Exercise materials:
============

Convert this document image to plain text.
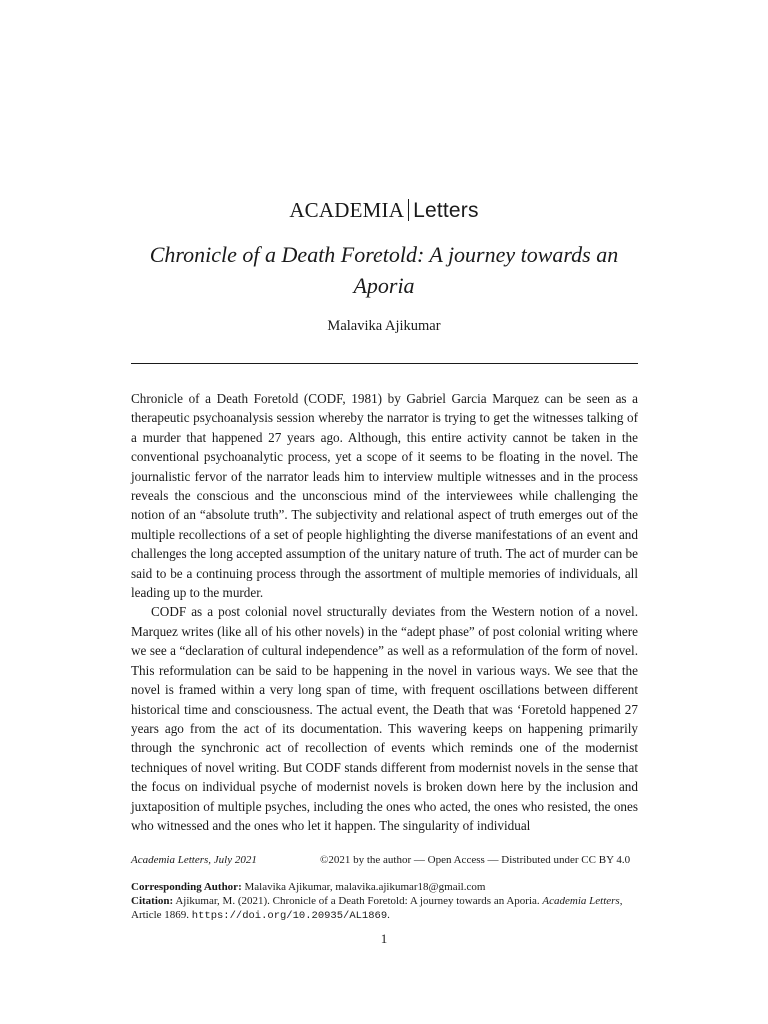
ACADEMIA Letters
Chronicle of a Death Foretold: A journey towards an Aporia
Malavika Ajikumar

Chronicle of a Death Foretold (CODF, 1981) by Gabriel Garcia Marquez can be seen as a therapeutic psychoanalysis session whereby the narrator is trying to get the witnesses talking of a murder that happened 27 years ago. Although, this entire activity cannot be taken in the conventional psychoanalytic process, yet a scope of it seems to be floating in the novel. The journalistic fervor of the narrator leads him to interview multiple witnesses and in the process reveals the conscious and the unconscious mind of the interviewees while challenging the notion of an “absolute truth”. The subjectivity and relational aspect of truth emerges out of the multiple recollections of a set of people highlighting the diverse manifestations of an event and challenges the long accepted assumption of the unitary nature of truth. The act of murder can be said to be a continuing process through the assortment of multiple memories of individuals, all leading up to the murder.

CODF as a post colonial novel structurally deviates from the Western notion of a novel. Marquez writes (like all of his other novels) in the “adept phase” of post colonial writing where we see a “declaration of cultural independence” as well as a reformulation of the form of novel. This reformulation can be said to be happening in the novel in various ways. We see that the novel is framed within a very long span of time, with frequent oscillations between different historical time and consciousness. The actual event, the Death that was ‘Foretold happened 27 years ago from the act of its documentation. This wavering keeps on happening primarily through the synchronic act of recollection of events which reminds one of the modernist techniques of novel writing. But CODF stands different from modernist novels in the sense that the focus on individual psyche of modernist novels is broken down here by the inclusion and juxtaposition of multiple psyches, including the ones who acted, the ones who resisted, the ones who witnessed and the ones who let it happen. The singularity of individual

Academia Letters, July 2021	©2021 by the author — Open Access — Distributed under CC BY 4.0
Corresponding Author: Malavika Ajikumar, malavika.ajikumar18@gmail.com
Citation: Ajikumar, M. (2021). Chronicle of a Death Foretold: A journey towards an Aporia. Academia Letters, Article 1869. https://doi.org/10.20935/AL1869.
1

============

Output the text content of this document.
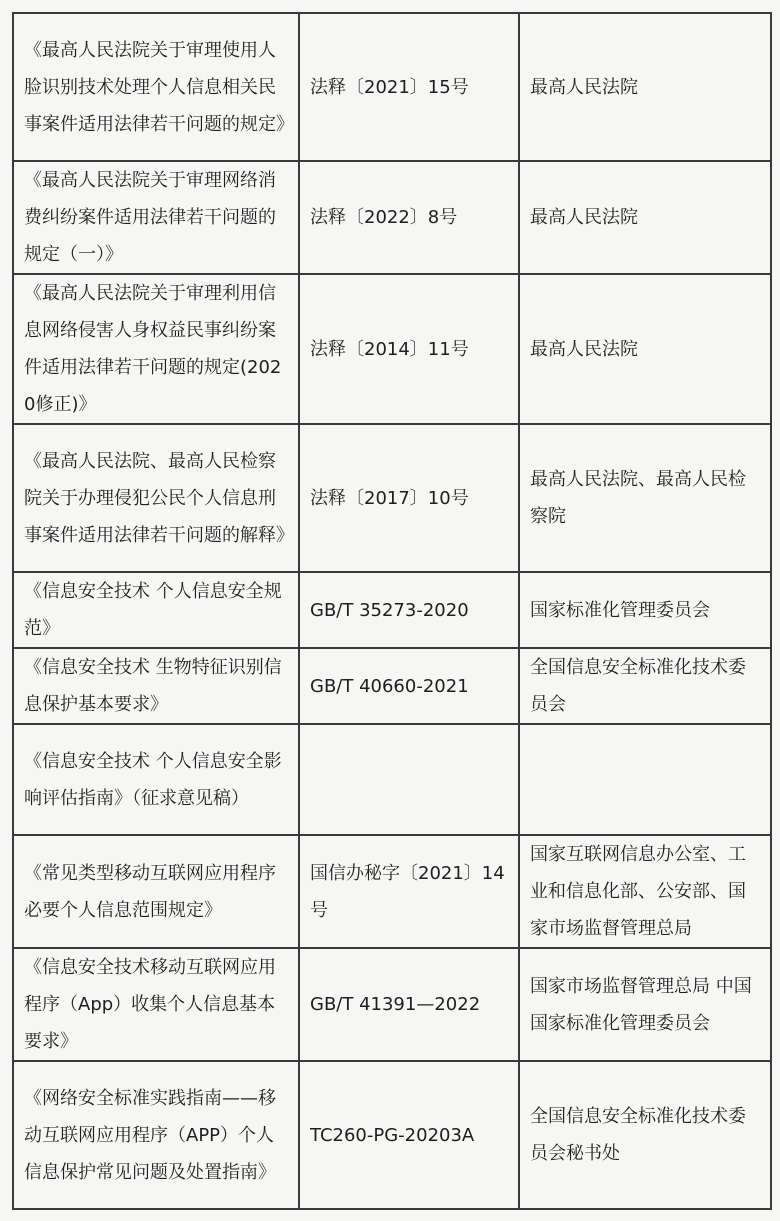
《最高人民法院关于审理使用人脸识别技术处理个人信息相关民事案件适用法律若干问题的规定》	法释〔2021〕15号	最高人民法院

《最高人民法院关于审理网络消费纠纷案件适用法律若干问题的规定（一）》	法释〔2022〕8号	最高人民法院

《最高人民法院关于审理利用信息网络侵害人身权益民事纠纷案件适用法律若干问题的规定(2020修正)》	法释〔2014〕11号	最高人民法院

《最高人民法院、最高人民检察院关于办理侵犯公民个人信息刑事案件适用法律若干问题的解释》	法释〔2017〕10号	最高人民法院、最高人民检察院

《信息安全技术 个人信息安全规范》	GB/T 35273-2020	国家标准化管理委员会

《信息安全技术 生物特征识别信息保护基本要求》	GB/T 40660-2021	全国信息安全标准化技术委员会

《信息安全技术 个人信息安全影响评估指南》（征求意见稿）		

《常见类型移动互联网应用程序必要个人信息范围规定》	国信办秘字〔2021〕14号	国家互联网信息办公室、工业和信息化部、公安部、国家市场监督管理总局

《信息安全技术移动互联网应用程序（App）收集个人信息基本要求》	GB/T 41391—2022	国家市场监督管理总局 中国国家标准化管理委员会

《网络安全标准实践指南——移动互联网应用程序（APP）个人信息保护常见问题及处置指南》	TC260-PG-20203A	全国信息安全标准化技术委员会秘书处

============

What this task involves:
Filter lines by "Aporia" and return each hit.

Task response:
Chronicle of a Death Foretold: A journey towards an Aporia
Citation: Ajikumar, M. (2021). Chronicle of a Death Foretold: A journey towards an Aporia. Academia Letters, Article 1869. https://doi.org/10.20935/AL1869.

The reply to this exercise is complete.